Information provided:

-------

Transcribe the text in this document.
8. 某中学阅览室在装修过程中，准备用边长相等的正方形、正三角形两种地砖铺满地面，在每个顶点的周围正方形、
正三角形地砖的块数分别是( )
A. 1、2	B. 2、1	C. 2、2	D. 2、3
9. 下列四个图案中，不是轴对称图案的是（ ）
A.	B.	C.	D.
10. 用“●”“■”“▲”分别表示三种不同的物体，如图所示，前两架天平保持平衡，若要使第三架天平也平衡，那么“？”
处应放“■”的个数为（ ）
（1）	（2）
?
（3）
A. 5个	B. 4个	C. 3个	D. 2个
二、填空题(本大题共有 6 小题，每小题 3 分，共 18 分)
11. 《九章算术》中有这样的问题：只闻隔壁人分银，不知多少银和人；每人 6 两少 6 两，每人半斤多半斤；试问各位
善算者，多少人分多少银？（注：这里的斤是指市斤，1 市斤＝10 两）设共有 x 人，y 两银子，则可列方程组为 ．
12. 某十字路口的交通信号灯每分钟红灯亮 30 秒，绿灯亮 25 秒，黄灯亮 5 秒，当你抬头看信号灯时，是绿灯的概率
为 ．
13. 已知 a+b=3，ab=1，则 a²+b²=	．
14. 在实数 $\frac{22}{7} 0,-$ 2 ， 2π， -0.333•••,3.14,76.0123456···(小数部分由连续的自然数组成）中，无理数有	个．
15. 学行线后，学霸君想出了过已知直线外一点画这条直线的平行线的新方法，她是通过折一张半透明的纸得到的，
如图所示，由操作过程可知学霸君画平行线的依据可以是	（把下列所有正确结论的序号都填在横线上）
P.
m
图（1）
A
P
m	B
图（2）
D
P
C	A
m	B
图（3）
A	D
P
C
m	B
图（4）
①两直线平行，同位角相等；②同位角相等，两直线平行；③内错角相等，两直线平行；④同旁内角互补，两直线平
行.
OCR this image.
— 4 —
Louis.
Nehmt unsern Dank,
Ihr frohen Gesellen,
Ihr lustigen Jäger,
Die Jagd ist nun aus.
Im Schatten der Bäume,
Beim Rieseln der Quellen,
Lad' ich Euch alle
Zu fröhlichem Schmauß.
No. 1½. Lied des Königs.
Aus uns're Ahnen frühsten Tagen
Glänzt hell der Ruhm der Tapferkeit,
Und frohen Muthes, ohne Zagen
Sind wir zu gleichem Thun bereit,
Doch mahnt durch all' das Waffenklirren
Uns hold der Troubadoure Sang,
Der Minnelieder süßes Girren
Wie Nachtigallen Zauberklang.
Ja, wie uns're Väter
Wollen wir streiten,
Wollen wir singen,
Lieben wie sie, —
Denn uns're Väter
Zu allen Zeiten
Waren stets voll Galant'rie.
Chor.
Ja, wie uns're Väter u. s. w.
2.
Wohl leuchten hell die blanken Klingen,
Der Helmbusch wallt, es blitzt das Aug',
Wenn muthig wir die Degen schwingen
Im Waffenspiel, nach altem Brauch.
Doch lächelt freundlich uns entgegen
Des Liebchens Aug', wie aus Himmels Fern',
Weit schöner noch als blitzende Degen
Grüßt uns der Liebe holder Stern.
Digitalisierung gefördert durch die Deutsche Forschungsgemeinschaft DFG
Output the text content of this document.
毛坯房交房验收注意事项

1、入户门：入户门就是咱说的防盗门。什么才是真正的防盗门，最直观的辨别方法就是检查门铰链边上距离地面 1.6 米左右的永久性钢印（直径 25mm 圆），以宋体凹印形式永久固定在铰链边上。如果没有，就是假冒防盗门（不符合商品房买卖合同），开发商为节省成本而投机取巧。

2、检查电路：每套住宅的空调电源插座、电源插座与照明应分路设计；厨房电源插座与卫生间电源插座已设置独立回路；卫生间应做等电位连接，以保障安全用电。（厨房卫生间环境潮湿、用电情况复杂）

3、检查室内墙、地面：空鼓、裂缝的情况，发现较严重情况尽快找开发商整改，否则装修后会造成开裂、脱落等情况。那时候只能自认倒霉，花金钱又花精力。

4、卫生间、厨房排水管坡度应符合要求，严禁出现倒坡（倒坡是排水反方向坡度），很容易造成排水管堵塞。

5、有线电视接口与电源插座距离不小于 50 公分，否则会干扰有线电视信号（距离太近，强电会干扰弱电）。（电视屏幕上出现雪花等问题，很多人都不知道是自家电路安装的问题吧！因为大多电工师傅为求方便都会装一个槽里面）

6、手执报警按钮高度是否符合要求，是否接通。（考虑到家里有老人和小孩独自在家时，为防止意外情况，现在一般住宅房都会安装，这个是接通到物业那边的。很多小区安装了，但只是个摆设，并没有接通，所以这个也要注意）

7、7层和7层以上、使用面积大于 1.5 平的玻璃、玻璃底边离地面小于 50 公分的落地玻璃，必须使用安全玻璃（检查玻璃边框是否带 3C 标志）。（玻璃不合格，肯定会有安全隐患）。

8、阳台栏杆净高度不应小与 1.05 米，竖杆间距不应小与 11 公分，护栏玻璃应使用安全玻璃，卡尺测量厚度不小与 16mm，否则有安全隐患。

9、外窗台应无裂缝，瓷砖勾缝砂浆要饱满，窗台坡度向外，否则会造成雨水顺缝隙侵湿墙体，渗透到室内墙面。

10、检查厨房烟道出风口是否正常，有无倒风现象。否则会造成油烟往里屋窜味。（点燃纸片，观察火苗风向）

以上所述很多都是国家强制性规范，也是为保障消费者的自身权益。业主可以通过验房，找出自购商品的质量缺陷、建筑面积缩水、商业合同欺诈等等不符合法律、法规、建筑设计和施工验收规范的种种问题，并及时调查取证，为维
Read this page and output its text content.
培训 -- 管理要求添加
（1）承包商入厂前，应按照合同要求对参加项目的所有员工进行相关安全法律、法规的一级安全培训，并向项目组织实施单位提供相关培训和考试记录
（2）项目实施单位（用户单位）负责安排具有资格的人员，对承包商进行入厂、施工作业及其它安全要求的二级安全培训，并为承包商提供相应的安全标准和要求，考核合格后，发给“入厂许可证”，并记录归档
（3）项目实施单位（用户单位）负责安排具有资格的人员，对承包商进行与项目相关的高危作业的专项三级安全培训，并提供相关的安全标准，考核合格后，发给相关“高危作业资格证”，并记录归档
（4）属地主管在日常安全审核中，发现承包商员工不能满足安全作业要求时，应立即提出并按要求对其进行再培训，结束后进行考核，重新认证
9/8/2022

-------

Reproduce the material above exactly; please quote every line of it.

Transcribe the text in this document.
8. 某中学阅览室在装修过程中，准备用边长相等的正方形、正三角形两种地砖铺满地面，在每个顶点的周围正方形、
正三角形地砖的块数分别是( )
A. 1、2	B. 2、1	C. 2、2	D. 2、3
9. 下列四个图案中，不是轴对称图案的是（ ）
A.	B.	C.	D.
10. 用“●”“■”“▲”分别表示三种不同的物体，如图所示，前两架天平保持平衡，若要使第三架天平也平衡，那么“？”
处应放“■”的个数为（ ）
（1）	（2）
?
（3）
A. 5个	B. 4个	C. 3个	D. 2个
二、填空题(本大题共有 6 小题，每小题 3 分，共 18 分)
11. 《九章算术》中有这样的问题：只闻隔壁人分银，不知多少银和人；每人 6 两少 6 两，每人半斤多半斤；试问各位
善算者，多少人分多少银？（注：这里的斤是指市斤，1 市斤＝10 两）设共有 x 人，y 两银子，则可列方程组为 ．
12. 某十字路口的交通信号灯每分钟红灯亮 30 秒，绿灯亮 25 秒，黄灯亮 5 秒，当你抬头看信号灯时，是绿灯的概率
为 ．
13. 已知 a+b=3，ab=1，则 a²+b²=	．
14. 在实数 $\frac{22}{7} 0,-$ 2 ， 2π， -0.333•••,3.14,76.0123456···(小数部分由连续的自然数组成）中，无理数有	个．
15. 学行线后，学霸君想出了过已知直线外一点画这条直线的平行线的新方法，她是通过折一张半透明的纸得到的，
如图所示，由操作过程可知学霸君画平行线的依据可以是	（把下列所有正确结论的序号都填在横线上）
P.
m
图（1）
A
P
m	B
图（2）
D
P
C	A
m	B
图（3）
A	D
P
C
m	B
图（4）
①两直线平行，同位角相等；②同位角相等，两直线平行；③内错角相等，两直线平行；④同旁内角互补，两直线平
行.
OCR this image.
— 4 —
Louis.
Nehmt unsern Dank,
Ihr frohen Gesellen,
Ihr lustigen Jäger,
Die Jagd ist nun aus.
Im Schatten der Bäume,
Beim Rieseln der Quellen,
Lad' ich Euch alle
Zu fröhlichem Schmauß.
No. 1½. Lied des Königs.
Aus uns're Ahnen frühsten Tagen
Glänzt hell der Ruhm der Tapferkeit,
Und frohen Muthes, ohne Zagen
Sind wir zu gleichem Thun bereit,
Doch mahnt durch all' das Waffenklirren
Uns hold der Troubadoure Sang,
Der Minnelieder süßes Girren
Wie Nachtigallen Zauberklang.
Ja, wie uns're Väter
Wollen wir streiten,
Wollen wir singen,
Lieben wie sie, —
Denn uns're Väter
Zu allen Zeiten
Waren stets voll Galant'rie.
Chor.
Ja, wie uns're Väter u. s. w.
2.
Wohl leuchten hell die blanken Klingen,
Der Helmbusch wallt, es blitzt das Aug',
Wenn muthig wir die Degen schwingen
Im Waffenspiel, nach altem Brauch.
Doch lächelt freundlich uns entgegen
Des Liebchens Aug', wie aus Himmels Fern',
Weit schöner noch als blitzende Degen
Grüßt uns der Liebe holder Stern.
Digitalisierung gefördert durch die Deutsche Forschungsgemeinschaft DFG
Output the text content of this document.
毛坯房交房验收注意事项

1、入户门：入户门就是咱说的防盗门。什么才是真正的防盗门，最直观的辨别方法就是检查门铰链边上距离地面 1.6 米左右的永久性钢印（直径 25mm 圆），以宋体凹印形式永久固定在铰链边上。如果没有，就是假冒防盗门（不符合商品房买卖合同），开发商为节省成本而投机取巧。

2、检查电路：每套住宅的空调电源插座、电源插座与照明应分路设计；厨房电源插座与卫生间电源插座已设置独立回路；卫生间应做等电位连接，以保障安全用电。（厨房卫生间环境潮湿、用电情况复杂）

3、检查室内墙、地面：空鼓、裂缝的情况，发现较严重情况尽快找开发商整改，否则装修后会造成开裂、脱落等情况。那时候只能自认倒霉，花金钱又花精力。

4、卫生间、厨房排水管坡度应符合要求，严禁出现倒坡（倒坡是排水反方向坡度），很容易造成排水管堵塞。

5、有线电视接口与电源插座距离不小于 50 公分，否则会干扰有线电视信号（距离太近，强电会干扰弱电）。（电视屏幕上出现雪花等问题，很多人都不知道是自家电路安装的问题吧！因为大多电工师傅为求方便都会装一个槽里面）

6、手执报警按钮高度是否符合要求，是否接通。（考虑到家里有老人和小孩独自在家时，为防止意外情况，现在一般住宅房都会安装，这个是接通到物业那边的。很多小区安装了，但只是个摆设，并没有接通，所以这个也要注意）

7、7层和7层以上、使用面积大于 1.5 平的玻璃、玻璃底边离地面小于 50 公分的落地玻璃，必须使用安全玻璃（检查玻璃边框是否带 3C 标志）。（玻璃不合格，肯定会有安全隐患）。

8、阳台栏杆净高度不应小与 1.05 米，竖杆间距不应小与 11 公分，护栏玻璃应使用安全玻璃，卡尺测量厚度不小与 16mm，否则有安全隐患。

9、外窗台应无裂缝，瓷砖勾缝砂浆要饱满，窗台坡度向外，否则会造成雨水顺缝隙侵湿墙体，渗透到室内墙面。

10、检查厨房烟道出风口是否正常，有无倒风现象。否则会造成油烟往里屋窜味。（点燃纸片，观察火苗风向）

以上所述很多都是国家强制性规范，也是为保障消费者的自身权益。业主可以通过验房，找出自购商品的质量缺陷、建筑面积缩水、商业合同欺诈等等不符合法律、法规、建筑设计和施工验收规范的种种问题，并及时调查取证，为维
Read this page and output its text content.
培训 -- 管理要求添加
（1）承包商入厂前，应按照合同要求对参加项目的所有员工进行相关安全法律、法规的一级安全培训，并向项目组织实施单位提供相关培训和考试记录
（2）项目实施单位（用户单位）负责安排具有资格的人员，对承包商进行入厂、施工作业及其它安全要求的二级安全培训，并为承包商提供相应的安全标准和要求，考核合格后，发给“入厂许可证”，并记录归档
（3）项目实施单位（用户单位）负责安排具有资格的人员，对承包商进行与项目相关的高危作业的专项三级安全培训，并提供相关的安全标准，考核合格后，发给相关“高危作业资格证”，并记录归档
（4）属地主管在日常安全审核中，发现承包商员工不能满足安全作业要求时，应立即提出并按要求对其进行再培训，结束后进行考核，重新认证
9/8/2022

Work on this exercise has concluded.